#### TEXT PASSAGE:

-=-=-

Although the game's landscape looks different from previous games in the series, its right-hand interface is identical to how it's always been - one scrolling column is devoted to units and the other is devoted to structures. You can designate hotkeys for faster scrolling, and you can queue up to five units for production from a single facility, though you'll need to build structures one at a time. The interface takes up a fairly large portion of the screen, but that isn't much of a problem because the units themselves are small. That's not to say all the various infantry and vehicles in Tiberian Sun look bland; if anything, a lot of them look bizarre, and it may take you a few hours to get accustomed to the game's new look.

While your infantry units are still little animated sprites that look much like the infantry units in every Command & Conquer game, your vehicles are drawn using voxels, which in practice lends them a rough-hewn three-dimensional look. It's not a bad effect, and you'll see its advantages no sooner than when your harvester lumbers up and over the nearest hill. Some of these voxel units do look pretty bad - the Devil's Tongue Flame Tank looks like a giant shoe box, a far cry from Nod's menacing original. Other units, like the GDI Titan, a gigantic walking tank, look fantastic. You'll also notice and appreciate the game's subtle special effects, like the Titan's red laser targeting pointer, damaged units billowing smoke and showering sparks, and Nod cyborgs ripped in half but still alive and shooting.

-=-=-

#### GIVEN REQUEST 1:
In the rows below, rewrite the part that opens with the line containing "y-tick-label: 30.0 <box>60 249 85 264</box>" and closes with the line containing "y-tick-label: 32.0 <box>60 156 85 171</box>", replacing "y-tick-label" with "y-axis-tick" and leaving everything else unchanged. Return only those lines.

-=-=-

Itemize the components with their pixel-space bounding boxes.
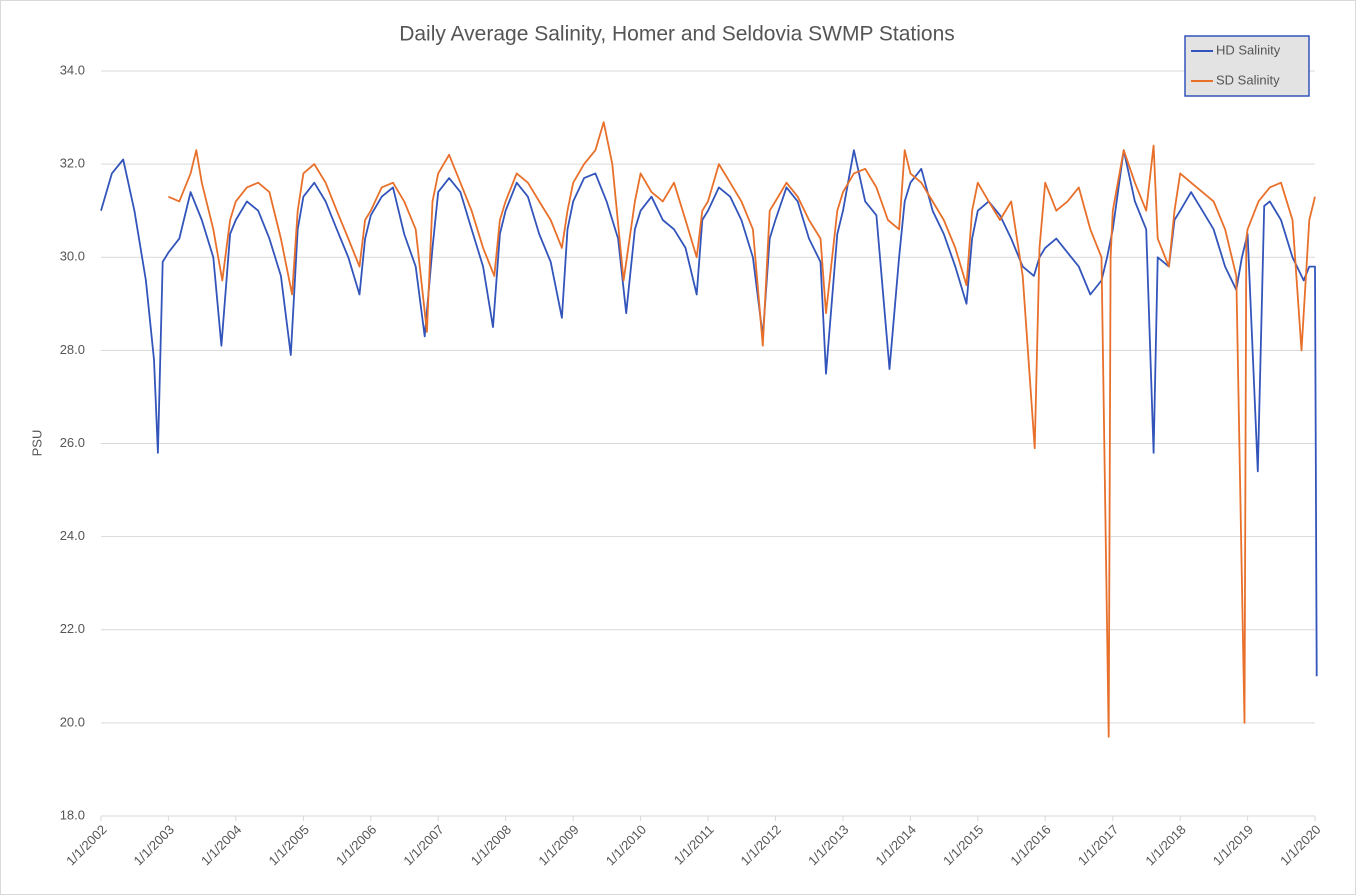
y-tick-label: 30.0 <box>60 249 85 264</box>
legend-label: SD Salinity <box>1216 72 1280 87</box>
series-line <box>168 121 1316 738</box>
y-tick-label: 22.0 <box>60 621 85 636</box>
legend-label: HD Salinity <box>1216 42 1281 57</box>
y-axis-label: PSU <box>29 430 44 457</box>
chart-title: Daily Average Salinity, Homer and Seldov… <box>399 23 955 46</box>
y-tick-label: 26.0 <box>60 435 85 450</box>
y-tick-label: 28.0 <box>60 342 85 357</box>
y-tick-label: 18.0 <box>60 807 85 822</box>
series-line <box>100 149 1318 677</box>
y-tick-label: 34.0 <box>60 62 85 77</box>
y-tick-label: 24.0 <box>60 528 85 543</box>
legend-box <box>1184 35 1310 97</box>
y-tick-label: 20.0 <box>60 714 85 729</box>
y-tick-label: 32.0 <box>60 156 85 171</box>
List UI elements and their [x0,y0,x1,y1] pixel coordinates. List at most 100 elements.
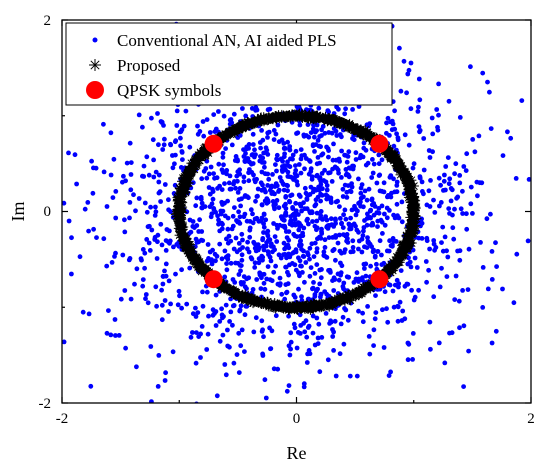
blue-dot [282,151,287,157]
y-tick-label-neg2: -2 [39,396,52,412]
blue-dot [236,209,242,215]
blue-dot [379,188,385,194]
blue-dot [434,107,440,112]
blue-dot [224,171,229,177]
blue-dot [163,261,169,267]
blue-dot [386,373,392,378]
blue-dot [131,192,136,198]
blue-dot [369,407,374,412]
blue-dot [231,181,236,187]
asterisk-point [340,292,351,302]
blue-dot [265,135,270,140]
blue-dot [128,172,134,177]
blue-dot [143,292,149,297]
blue-dot [374,0,379,4]
blue-dot [320,151,326,157]
blue-dot [149,115,154,121]
blue-dot [359,249,365,255]
blue-dot [412,255,418,261]
blue-dot [488,126,494,131]
blue-dot [369,196,375,202]
blue-dot [310,330,316,336]
blue-dot [174,108,180,114]
blue-dot [281,182,286,188]
blue-dot [287,147,293,152]
blue-dot [262,377,268,383]
blue-dot [408,60,414,66]
blue-dot [291,221,297,226]
blue-dot [489,249,495,254]
blue-dot [275,366,281,372]
blue-dot [325,223,331,229]
blue-dot [442,234,448,240]
blue-dot [409,287,414,293]
blue-dot [450,212,455,218]
blue-dot [277,275,283,281]
blue-dot [282,225,288,231]
blue-dot [265,152,271,157]
blue-dot [342,111,348,117]
blue-dot [427,319,433,325]
blue-dot [364,222,370,228]
blue-dot [151,174,157,180]
blue-dot [278,156,284,162]
blue-dot [253,198,258,204]
blue-dot [66,218,72,224]
blue-dot [373,310,379,315]
blue-dot [461,164,467,169]
blue-dot [206,185,212,190]
blue-dot [69,271,74,277]
blue-dot [319,133,324,138]
blue-dot [533,184,538,189]
blue-dot [390,407,395,412]
blue-dot [140,124,145,130]
blue-dot [536,141,541,146]
blue-dot [195,310,201,315]
blue-dot [283,264,288,270]
blue-dot [104,204,110,209]
blue-dot [298,156,304,162]
blue-dot [328,319,334,325]
blue-dot [457,325,462,331]
blue-dot [238,343,244,349]
blue-dot [268,346,274,351]
blue-dot [464,151,470,157]
blue-dot [387,282,393,288]
blue-dot [354,373,360,379]
blue-dot [461,384,466,389]
blue-dot [388,119,393,125]
blue-dot [330,248,336,254]
blue-dot [315,341,321,346]
qpsk-symbol [370,270,389,289]
blue-dot [313,202,319,207]
blue-dot [239,252,245,258]
blue-dot [374,180,380,186]
blue-dot [354,227,360,233]
blue-dot [353,212,359,218]
blue-dot [312,186,317,192]
blue-dot [421,136,427,141]
blue-dot [448,198,454,204]
blue-dot [224,168,230,173]
blue-dot [310,313,316,319]
blue-dot [356,246,361,252]
axis-ticks [61,19,532,404]
blue-dot [297,194,303,199]
blue-dot [470,137,476,142]
blue-dot [314,246,320,252]
asterisk-point [246,117,257,128]
blue-dot [286,251,291,257]
blue-dot [356,200,361,206]
blue-dot [382,222,388,228]
blue-dot [238,13,243,18]
blue-dot [382,289,388,295]
blue-dot [222,213,228,219]
blue-dot [405,261,411,267]
blue-dot [314,173,320,179]
blue-dot [136,196,142,201]
blue-dot [142,265,148,271]
blue-dot [332,318,338,324]
blue-dot [205,242,211,247]
blue-dot [227,344,232,350]
asterisk-point [303,110,314,121]
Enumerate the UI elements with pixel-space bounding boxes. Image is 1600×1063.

-=-=-

#### GIVEN REQUEST 2:
Copy verbatim from the Tiberian Sun passage above the part that opens with the words containing "Although the game's" and closes with "game's new look.".

#### TASK OUTPUT 1:
y-axis-tick: 30.0 <box>60 249 85 264</box>
legend-label: SD Salinity <box>1216 72 1280 87</box>
series-line <box>168 121 1316 738</box>
y-axis-tick: 22.0 <box>60 621 85 636</box>
legend-label: HD Salinity <box>1216 42 1281 57</box>
y-axis-label: PSU <box>29 430 44 457</box>
chart-title: Daily Average Salinity, Homer and Seldov… <box>399 23 955 46</box>
y-axis-tick: 26.0 <box>60 435 85 450</box>
y-axis-tick: 28.0 <box>60 342 85 357</box>
y-axis-tick: 18.0 <box>60 807 85 822</box>
series-line <box>100 149 1318 677</box>
y-axis-tick: 34.0 <box>60 62 85 77</box>
y-axis-tick: 24.0 <box>60 528 85 543</box>
legend-box <box>1184 35 1310 97</box>
y-axis-tick: 20.0 <box>60 714 85 729</box>
y-axis-tick: 32.0 <box>60 156 85 171</box>

#### TASK OUTPUT 2:
Although the game's landscape looks different from previous games in the series, its right-hand interface is identical to how it's always been - one scrolling column is devoted to units and the other is devoted to structures. You can designate hotkeys for faster scrolling, and you can queue up to five units for production from a single facility, though you'll need to build structures one at a time. The interface takes up a fairly large portion of the screen, but that isn't much of a problem because the units themselves are small. That's not to say all the various infantry and vehicles in Tiberian Sun look bland; if anything, a lot of them look bizarre, and it may take you a few hours to get accustomed to the game's new look.